Lines of data:
START
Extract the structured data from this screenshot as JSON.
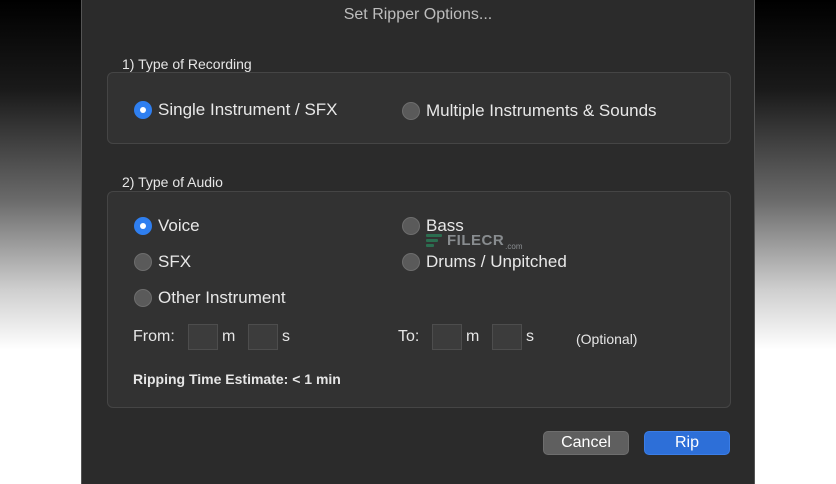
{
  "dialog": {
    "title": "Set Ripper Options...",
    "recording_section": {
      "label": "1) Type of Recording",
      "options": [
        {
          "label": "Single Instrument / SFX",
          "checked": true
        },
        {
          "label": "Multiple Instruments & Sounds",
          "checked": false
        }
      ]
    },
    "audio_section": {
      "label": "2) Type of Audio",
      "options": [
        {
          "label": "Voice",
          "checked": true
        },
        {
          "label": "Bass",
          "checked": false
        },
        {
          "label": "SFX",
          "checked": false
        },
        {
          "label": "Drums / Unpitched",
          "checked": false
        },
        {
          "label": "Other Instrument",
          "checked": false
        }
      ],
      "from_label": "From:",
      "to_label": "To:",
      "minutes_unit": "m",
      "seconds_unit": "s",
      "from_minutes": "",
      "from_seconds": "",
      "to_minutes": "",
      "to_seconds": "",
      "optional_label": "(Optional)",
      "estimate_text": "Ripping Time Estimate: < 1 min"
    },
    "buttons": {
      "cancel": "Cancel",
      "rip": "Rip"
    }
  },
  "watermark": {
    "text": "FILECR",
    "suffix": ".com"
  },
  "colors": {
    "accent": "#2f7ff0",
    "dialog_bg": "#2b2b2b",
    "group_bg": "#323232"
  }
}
END
Aim of the task: Exclude the pictures and repeat every other part of the records word for word.

Exercise answer:
Extract the structured data from this screenshot as JSON.
{
  "dialog": {
    "title": "Set Ripper Options...",
    "recording_section": {
      "label": "1) Type of Recording",
      "options": [
        {
          "label": "Single Instrument / SFX",
          "checked": true
        },
        {
          "label": "Multiple Instruments & Sounds",
          "checked": false
        }
      ]
    },
    "audio_section": {
      "label": "2) Type of Audio",
      "options": [
        {
          "label": "Voice",
          "checked": true
        },
        {
          "label": "Bass",
          "checked": false
        },
        {
          "label": "SFX",
          "checked": false
        },
        {
          "label": "Drums / Unpitched",
          "checked": false
        },
        {
          "label": "Other Instrument",
          "checked": false
        }
      ],
      "from_label": "From:",
      "to_label": "To:",
      "minutes_unit": "m",
      "seconds_unit": "s",
      "from_minutes": "",
      "from_seconds": "",
      "to_minutes": "",
      "to_seconds": "",
      "optional_label": "(Optional)",
      "estimate_text": "Ripping Time Estimate: < 1 min"
    },
    "buttons": {
      "cancel": "Cancel",
      "rip": "Rip"
    }
  },
  "watermark": {
    "text": "FILECR",
    "suffix": ".com"
  },
  "colors": {
    "accent": "#2f7ff0",
    "dialog_bg": "#2b2b2b",
    "group_bg": "#323232"
  }
}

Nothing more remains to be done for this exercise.